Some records
-- begin --
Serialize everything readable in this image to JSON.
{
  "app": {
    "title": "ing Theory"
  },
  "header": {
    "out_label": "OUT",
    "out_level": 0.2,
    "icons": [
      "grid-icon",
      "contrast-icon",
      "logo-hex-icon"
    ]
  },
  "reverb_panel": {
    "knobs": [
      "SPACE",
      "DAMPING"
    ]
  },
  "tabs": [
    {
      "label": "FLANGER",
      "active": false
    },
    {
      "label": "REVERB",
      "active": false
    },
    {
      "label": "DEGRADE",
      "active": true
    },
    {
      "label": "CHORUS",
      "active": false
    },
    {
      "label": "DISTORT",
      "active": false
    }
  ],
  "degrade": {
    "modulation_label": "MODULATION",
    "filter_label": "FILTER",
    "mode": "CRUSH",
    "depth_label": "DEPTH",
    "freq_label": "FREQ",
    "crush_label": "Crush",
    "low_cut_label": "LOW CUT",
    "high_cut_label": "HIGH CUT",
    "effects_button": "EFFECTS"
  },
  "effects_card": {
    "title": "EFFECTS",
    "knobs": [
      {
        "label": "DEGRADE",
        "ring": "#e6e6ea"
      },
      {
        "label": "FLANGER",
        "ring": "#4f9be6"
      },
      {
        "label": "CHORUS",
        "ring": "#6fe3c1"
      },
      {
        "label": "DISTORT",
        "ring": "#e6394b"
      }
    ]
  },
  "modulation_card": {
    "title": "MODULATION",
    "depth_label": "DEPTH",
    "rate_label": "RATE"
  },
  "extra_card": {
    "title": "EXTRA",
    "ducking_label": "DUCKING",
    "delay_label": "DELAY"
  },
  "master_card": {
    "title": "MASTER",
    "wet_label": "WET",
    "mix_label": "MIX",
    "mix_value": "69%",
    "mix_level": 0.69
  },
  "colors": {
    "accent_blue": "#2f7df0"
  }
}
-- end --
Goal:
Output all of the data again, exactly.

Solution to this task:
Serialize everything readable in this image to JSON.
{
  "app": {
    "title": "ing Theory"
  },
  "header": {
    "out_label": "OUT",
    "out_level": 0.2,
    "icons": [
      "grid-icon",
      "contrast-icon",
      "logo-hex-icon"
    ]
  },
  "reverb_panel": {
    "knobs": [
      "SPACE",
      "DAMPING"
    ]
  },
  "tabs": [
    {
      "label": "FLANGER",
      "active": false
    },
    {
      "label": "REVERB",
      "active": false
    },
    {
      "label": "DEGRADE",
      "active": true
    },
    {
      "label": "CHORUS",
      "active": false
    },
    {
      "label": "DISTORT",
      "active": false
    }
  ],
  "degrade": {
    "modulation_label": "MODULATION",
    "filter_label": "FILTER",
    "mode": "CRUSH",
    "depth_label": "DEPTH",
    "freq_label": "FREQ",
    "crush_label": "Crush",
    "low_cut_label": "LOW CUT",
    "high_cut_label": "HIGH CUT",
    "effects_button": "EFFECTS"
  },
  "effects_card": {
    "title": "EFFECTS",
    "knobs": [
      {
        "label": "DEGRADE",
        "ring": "#e6e6ea"
      },
      {
        "label": "FLANGER",
        "ring": "#4f9be6"
      },
      {
        "label": "CHORUS",
        "ring": "#6fe3c1"
      },
      {
        "label": "DISTORT",
        "ring": "#e6394b"
      }
    ]
  },
  "modulation_card": {
    "title": "MODULATION",
    "depth_label": "DEPTH",
    "rate_label": "RATE"
  },
  "extra_card": {
    "title": "EXTRA",
    "ducking_label": "DUCKING",
    "delay_label": "DELAY"
  },
  "master_card": {
    "title": "MASTER",
    "wet_label": "WET",
    "mix_label": "MIX",
    "mix_value": "69%",
    "mix_level": 0.69
  },
  "colors": {
    "accent_blue": "#2f7df0"
  }
}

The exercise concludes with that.